### REQUIREMENT
The records below hold pictures; please leave those out and retype the rest exactly.

### Data entries for graphics

****************************************

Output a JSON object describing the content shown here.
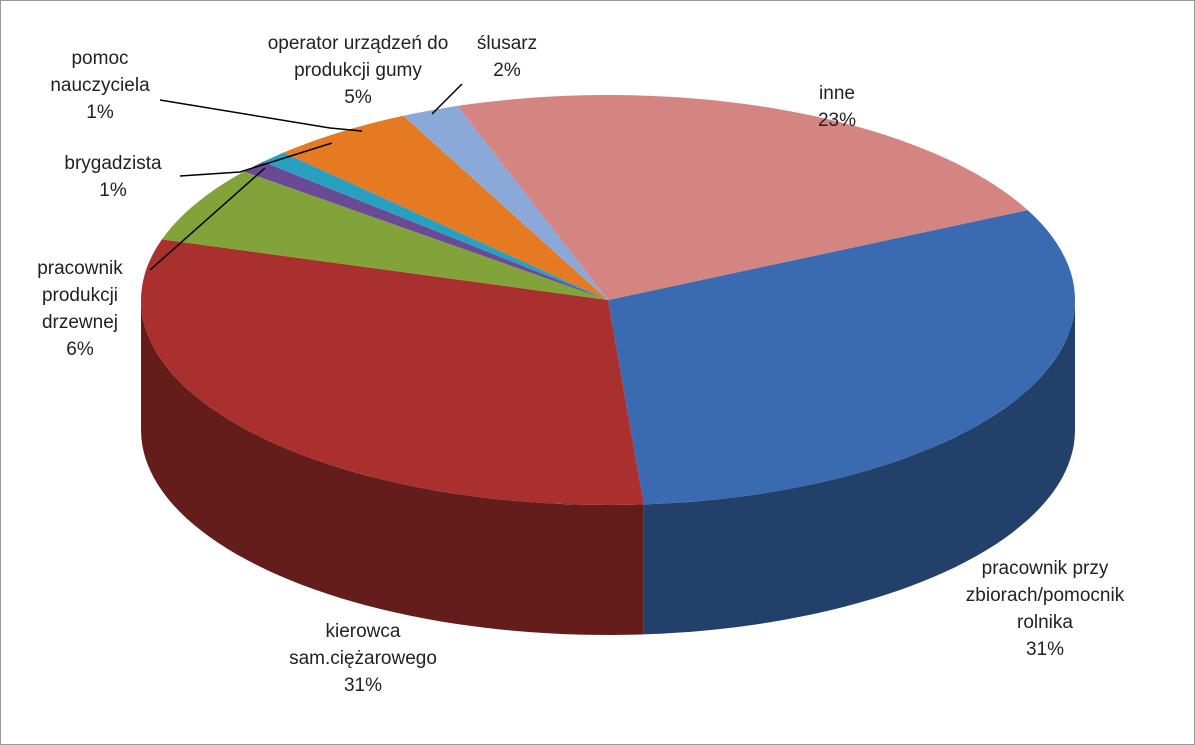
{
  "chart_data": {
    "type": "pie3d",
    "categories": [
      "pracownik przy zbiorach/pomocnik rolnika",
      "kierowca sam.ciężarowego",
      "pracownik produkcji drzewnej",
      "brygadzista",
      "pomoc nauczyciela",
      "operator urządzeń do produkcji gumy",
      "ślusarz",
      "inne"
    ],
    "values": [
      31,
      31,
      6,
      1,
      1,
      5,
      2,
      23
    ],
    "value_labels": [
      "31%",
      "31%",
      "6%",
      "1%",
      "1%",
      "5%",
      "2%",
      "23%"
    ],
    "colors": [
      "#3a6bb0",
      "#a9302f",
      "#82a23a",
      "#6a4a94",
      "#2aa0c0",
      "#e67a22",
      "#8aa9d8",
      "#d48582"
    ]
  }
}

****************************************

### OUTPUT
Output a JSON object describing the content shown here.
{
  "chart_data": {
    "type": "pie3d",
    "categories": [
      "pracownik przy zbiorach/pomocnik rolnika",
      "kierowca sam.ciężarowego",
      "pracownik produkcji drzewnej",
      "brygadzista",
      "pomoc nauczyciela",
      "operator urządzeń do produkcji gumy",
      "ślusarz",
      "inne"
    ],
    "values": [
      31,
      31,
      6,
      1,
      1,
      5,
      2,
      23
    ],
    "value_labels": [
      "31%",
      "31%",
      "6%",
      "1%",
      "1%",
      "5%",
      "2%",
      "23%"
    ],
    "colors": [
      "#3a6bb0",
      "#a9302f",
      "#82a23a",
      "#6a4a94",
      "#2aa0c0",
      "#e67a22",
      "#8aa9d8",
      "#d48582"
    ]
  }
}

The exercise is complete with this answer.